Records from a collection
• • • •
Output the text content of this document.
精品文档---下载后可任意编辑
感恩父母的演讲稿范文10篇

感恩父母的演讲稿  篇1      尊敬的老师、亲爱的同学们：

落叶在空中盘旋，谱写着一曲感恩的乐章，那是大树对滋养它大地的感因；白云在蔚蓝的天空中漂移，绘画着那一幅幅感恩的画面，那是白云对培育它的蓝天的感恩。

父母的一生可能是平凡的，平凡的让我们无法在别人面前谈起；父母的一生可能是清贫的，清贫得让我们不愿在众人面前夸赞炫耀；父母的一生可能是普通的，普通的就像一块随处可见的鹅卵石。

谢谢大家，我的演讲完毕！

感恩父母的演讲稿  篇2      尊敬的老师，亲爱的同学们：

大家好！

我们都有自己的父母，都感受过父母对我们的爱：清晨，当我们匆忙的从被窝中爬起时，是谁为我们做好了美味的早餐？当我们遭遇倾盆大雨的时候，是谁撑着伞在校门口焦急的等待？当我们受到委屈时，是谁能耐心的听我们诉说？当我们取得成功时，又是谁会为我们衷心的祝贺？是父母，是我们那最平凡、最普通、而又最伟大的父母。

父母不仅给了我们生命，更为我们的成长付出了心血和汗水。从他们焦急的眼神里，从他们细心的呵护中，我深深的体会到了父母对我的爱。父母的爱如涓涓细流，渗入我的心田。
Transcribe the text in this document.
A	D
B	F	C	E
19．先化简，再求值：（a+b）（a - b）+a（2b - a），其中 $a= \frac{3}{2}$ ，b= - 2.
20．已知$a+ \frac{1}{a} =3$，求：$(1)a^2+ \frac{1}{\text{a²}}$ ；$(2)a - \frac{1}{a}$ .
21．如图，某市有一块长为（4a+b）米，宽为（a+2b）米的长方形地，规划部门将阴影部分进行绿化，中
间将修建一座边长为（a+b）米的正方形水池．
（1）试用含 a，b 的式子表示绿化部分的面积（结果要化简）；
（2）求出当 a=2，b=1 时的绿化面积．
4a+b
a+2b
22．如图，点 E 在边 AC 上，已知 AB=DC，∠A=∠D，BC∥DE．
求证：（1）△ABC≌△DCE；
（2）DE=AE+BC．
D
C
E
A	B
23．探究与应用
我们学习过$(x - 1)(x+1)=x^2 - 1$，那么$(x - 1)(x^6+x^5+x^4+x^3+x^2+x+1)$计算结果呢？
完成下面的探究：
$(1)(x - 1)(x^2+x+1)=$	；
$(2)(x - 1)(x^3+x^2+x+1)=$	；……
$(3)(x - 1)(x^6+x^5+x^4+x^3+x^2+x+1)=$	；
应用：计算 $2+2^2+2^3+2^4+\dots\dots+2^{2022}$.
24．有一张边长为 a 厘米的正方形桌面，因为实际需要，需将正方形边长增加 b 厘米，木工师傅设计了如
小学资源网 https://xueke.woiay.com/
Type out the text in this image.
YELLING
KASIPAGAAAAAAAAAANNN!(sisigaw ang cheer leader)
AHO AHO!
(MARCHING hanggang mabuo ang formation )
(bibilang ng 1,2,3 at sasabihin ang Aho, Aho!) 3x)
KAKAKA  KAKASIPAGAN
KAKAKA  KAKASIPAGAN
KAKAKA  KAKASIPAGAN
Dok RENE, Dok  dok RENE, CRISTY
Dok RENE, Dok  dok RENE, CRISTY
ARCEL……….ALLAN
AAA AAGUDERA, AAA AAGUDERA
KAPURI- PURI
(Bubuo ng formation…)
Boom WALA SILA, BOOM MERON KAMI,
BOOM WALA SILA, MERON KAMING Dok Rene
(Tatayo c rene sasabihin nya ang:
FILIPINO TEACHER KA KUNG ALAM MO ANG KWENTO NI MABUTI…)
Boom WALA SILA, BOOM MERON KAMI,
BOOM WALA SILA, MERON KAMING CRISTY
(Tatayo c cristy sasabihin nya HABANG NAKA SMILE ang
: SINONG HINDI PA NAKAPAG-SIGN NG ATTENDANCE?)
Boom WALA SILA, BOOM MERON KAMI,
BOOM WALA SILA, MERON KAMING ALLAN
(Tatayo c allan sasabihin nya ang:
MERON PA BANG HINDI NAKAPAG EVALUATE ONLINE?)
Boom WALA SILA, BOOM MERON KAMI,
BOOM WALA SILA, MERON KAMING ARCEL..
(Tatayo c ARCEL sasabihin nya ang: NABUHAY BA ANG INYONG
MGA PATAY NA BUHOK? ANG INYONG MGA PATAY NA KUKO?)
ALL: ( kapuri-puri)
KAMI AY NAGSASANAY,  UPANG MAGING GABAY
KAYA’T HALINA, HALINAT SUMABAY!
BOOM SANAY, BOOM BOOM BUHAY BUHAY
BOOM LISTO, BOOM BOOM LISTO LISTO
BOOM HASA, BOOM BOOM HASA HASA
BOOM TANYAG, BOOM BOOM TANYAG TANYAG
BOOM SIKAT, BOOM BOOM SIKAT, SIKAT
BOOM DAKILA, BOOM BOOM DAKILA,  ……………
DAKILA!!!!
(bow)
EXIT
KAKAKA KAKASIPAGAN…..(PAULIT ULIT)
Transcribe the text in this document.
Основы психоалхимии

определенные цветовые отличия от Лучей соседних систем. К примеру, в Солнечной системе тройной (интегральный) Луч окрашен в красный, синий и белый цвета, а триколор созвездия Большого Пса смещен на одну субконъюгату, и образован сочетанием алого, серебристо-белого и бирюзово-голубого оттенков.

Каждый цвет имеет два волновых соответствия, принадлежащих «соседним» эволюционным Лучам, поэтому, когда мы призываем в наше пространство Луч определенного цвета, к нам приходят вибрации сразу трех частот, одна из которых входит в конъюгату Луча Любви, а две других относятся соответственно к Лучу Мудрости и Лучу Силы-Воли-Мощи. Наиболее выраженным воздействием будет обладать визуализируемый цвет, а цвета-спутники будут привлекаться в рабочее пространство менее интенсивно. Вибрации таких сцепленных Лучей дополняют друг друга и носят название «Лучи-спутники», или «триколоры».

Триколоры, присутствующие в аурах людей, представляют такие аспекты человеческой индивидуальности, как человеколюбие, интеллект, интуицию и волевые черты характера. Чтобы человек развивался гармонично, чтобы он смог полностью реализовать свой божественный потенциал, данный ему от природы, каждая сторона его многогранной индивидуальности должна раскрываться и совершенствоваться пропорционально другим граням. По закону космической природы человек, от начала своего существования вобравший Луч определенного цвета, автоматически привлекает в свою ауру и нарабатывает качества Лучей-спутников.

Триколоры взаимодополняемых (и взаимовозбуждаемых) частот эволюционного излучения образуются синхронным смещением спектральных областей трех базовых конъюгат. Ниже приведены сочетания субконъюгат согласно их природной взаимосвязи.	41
• • • •
**STATED EXERCISE**
Provide all the records again, word for word.

**EXERCISE RESPONSE**
Output the text content of this document.
精品文档---下载后可任意编辑
感恩父母的演讲稿范文10篇

感恩父母的演讲稿  篇1      尊敬的老师、亲爱的同学们：

落叶在空中盘旋，谱写着一曲感恩的乐章，那是大树对滋养它大地的感因；白云在蔚蓝的天空中漂移，绘画着那一幅幅感恩的画面，那是白云对培育它的蓝天的感恩。

父母的一生可能是平凡的，平凡的让我们无法在别人面前谈起；父母的一生可能是清贫的，清贫得让我们不愿在众人面前夸赞炫耀；父母的一生可能是普通的，普通的就像一块随处可见的鹅卵石。

谢谢大家，我的演讲完毕！

感恩父母的演讲稿  篇2      尊敬的老师，亲爱的同学们：

大家好！

我们都有自己的父母，都感受过父母对我们的爱：清晨，当我们匆忙的从被窝中爬起时，是谁为我们做好了美味的早餐？当我们遭遇倾盆大雨的时候，是谁撑着伞在校门口焦急的等待？当我们受到委屈时，是谁能耐心的听我们诉说？当我们取得成功时，又是谁会为我们衷心的祝贺？是父母，是我们那最平凡、最普通、而又最伟大的父母。

父母不仅给了我们生命，更为我们的成长付出了心血和汗水。从他们焦急的眼神里，从他们细心的呵护中，我深深的体会到了父母对我的爱。父母的爱如涓涓细流，渗入我的心田。
Transcribe the text in this document.
A	D
B	F	C	E
19．先化简，再求值：（a+b）（a - b）+a（2b - a），其中 $a= \frac{3}{2}$ ，b= - 2.
20．已知$a+ \frac{1}{a} =3$，求：$(1)a^2+ \frac{1}{\text{a²}}$ ；$(2)a - \frac{1}{a}$ .
21．如图，某市有一块长为（4a+b）米，宽为（a+2b）米的长方形地，规划部门将阴影部分进行绿化，中
间将修建一座边长为（a+b）米的正方形水池．
（1）试用含 a，b 的式子表示绿化部分的面积（结果要化简）；
（2）求出当 a=2，b=1 时的绿化面积．
4a+b
a+2b
22．如图，点 E 在边 AC 上，已知 AB=DC，∠A=∠D，BC∥DE．
求证：（1）△ABC≌△DCE；
（2）DE=AE+BC．
D
C
E
A	B
23．探究与应用
我们学习过$(x - 1)(x+1)=x^2 - 1$，那么$(x - 1)(x^6+x^5+x^4+x^3+x^2+x+1)$计算结果呢？
完成下面的探究：
$(1)(x - 1)(x^2+x+1)=$	；
$(2)(x - 1)(x^3+x^2+x+1)=$	；……
$(3)(x - 1)(x^6+x^5+x^4+x^3+x^2+x+1)=$	；
应用：计算 $2+2^2+2^3+2^4+\dots\dots+2^{2022}$.
24．有一张边长为 a 厘米的正方形桌面，因为实际需要，需将正方形边长增加 b 厘米，木工师傅设计了如
小学资源网 https://xueke.woiay.com/
Type out the text in this image.
YELLING
KASIPAGAAAAAAAAAANNN!(sisigaw ang cheer leader)
AHO AHO!
(MARCHING hanggang mabuo ang formation )
(bibilang ng 1,2,3 at sasabihin ang Aho, Aho!) 3x)
KAKAKA  KAKASIPAGAN
KAKAKA  KAKASIPAGAN
KAKAKA  KAKASIPAGAN
Dok RENE, Dok  dok RENE, CRISTY
Dok RENE, Dok  dok RENE, CRISTY
ARCEL……….ALLAN
AAA AAGUDERA, AAA AAGUDERA
KAPURI- PURI
(Bubuo ng formation…)
Boom WALA SILA, BOOM MERON KAMI,
BOOM WALA SILA, MERON KAMING Dok Rene
(Tatayo c rene sasabihin nya ang:
FILIPINO TEACHER KA KUNG ALAM MO ANG KWENTO NI MABUTI…)
Boom WALA SILA, BOOM MERON KAMI,
BOOM WALA SILA, MERON KAMING CRISTY
(Tatayo c cristy sasabihin nya HABANG NAKA SMILE ang
: SINONG HINDI PA NAKAPAG-SIGN NG ATTENDANCE?)
Boom WALA SILA, BOOM MERON KAMI,
BOOM WALA SILA, MERON KAMING ALLAN
(Tatayo c allan sasabihin nya ang:
MERON PA BANG HINDI NAKAPAG EVALUATE ONLINE?)
Boom WALA SILA, BOOM MERON KAMI,
BOOM WALA SILA, MERON KAMING ARCEL..
(Tatayo c ARCEL sasabihin nya ang: NABUHAY BA ANG INYONG
MGA PATAY NA BUHOK? ANG INYONG MGA PATAY NA KUKO?)
ALL: ( kapuri-puri)
KAMI AY NAGSASANAY,  UPANG MAGING GABAY
KAYA’T HALINA, HALINAT SUMABAY!
BOOM SANAY, BOOM BOOM BUHAY BUHAY
BOOM LISTO, BOOM BOOM LISTO LISTO
BOOM HASA, BOOM BOOM HASA HASA
BOOM TANYAG, BOOM BOOM TANYAG TANYAG
BOOM SIKAT, BOOM BOOM SIKAT, SIKAT
BOOM DAKILA, BOOM BOOM DAKILA,  ……………
DAKILA!!!!
(bow)
EXIT
KAKAKA KAKASIPAGAN…..(PAULIT ULIT)
Transcribe the text in this document.
Основы психоалхимии

определенные цветовые отличия от Лучей соседних систем. К примеру, в Солнечной системе тройной (интегральный) Луч окрашен в красный, синий и белый цвета, а триколор созвездия Большого Пса смещен на одну субконъюгату, и образован сочетанием алого, серебристо-белого и бирюзово-голубого оттенков.

Каждый цвет имеет два волновых соответствия, принадлежащих «соседним» эволюционным Лучам, поэтому, когда мы призываем в наше пространство Луч определенного цвета, к нам приходят вибрации сразу трех частот, одна из которых входит в конъюгату Луча Любви, а две других относятся соответственно к Лучу Мудрости и Лучу Силы-Воли-Мощи. Наиболее выраженным воздействием будет обладать визуализируемый цвет, а цвета-спутники будут привлекаться в рабочее пространство менее интенсивно. Вибрации таких сцепленных Лучей дополняют друг друга и носят название «Лучи-спутники», или «триколоры».

Триколоры, присутствующие в аурах людей, представляют такие аспекты человеческой индивидуальности, как человеколюбие, интеллект, интуицию и волевые черты характера. Чтобы человек развивался гармонично, чтобы он смог полностью реализовать свой божественный потенциал, данный ему от природы, каждая сторона его многогранной индивидуальности должна раскрываться и совершенствоваться пропорционально другим граням. По закону космической природы человек, от начала своего существования вобравший Луч определенного цвета, автоматически привлекает в свою ауру и нарабатывает качества Лучей-спутников.

Триколоры взаимодополняемых (и взаимовозбуждаемых) частот эволюционного излучения образуются синхронным смещением спектральных областей трех базовых конъюгат. Ниже приведены сочетания субконъюгат согласно их природной взаимосвязи.	41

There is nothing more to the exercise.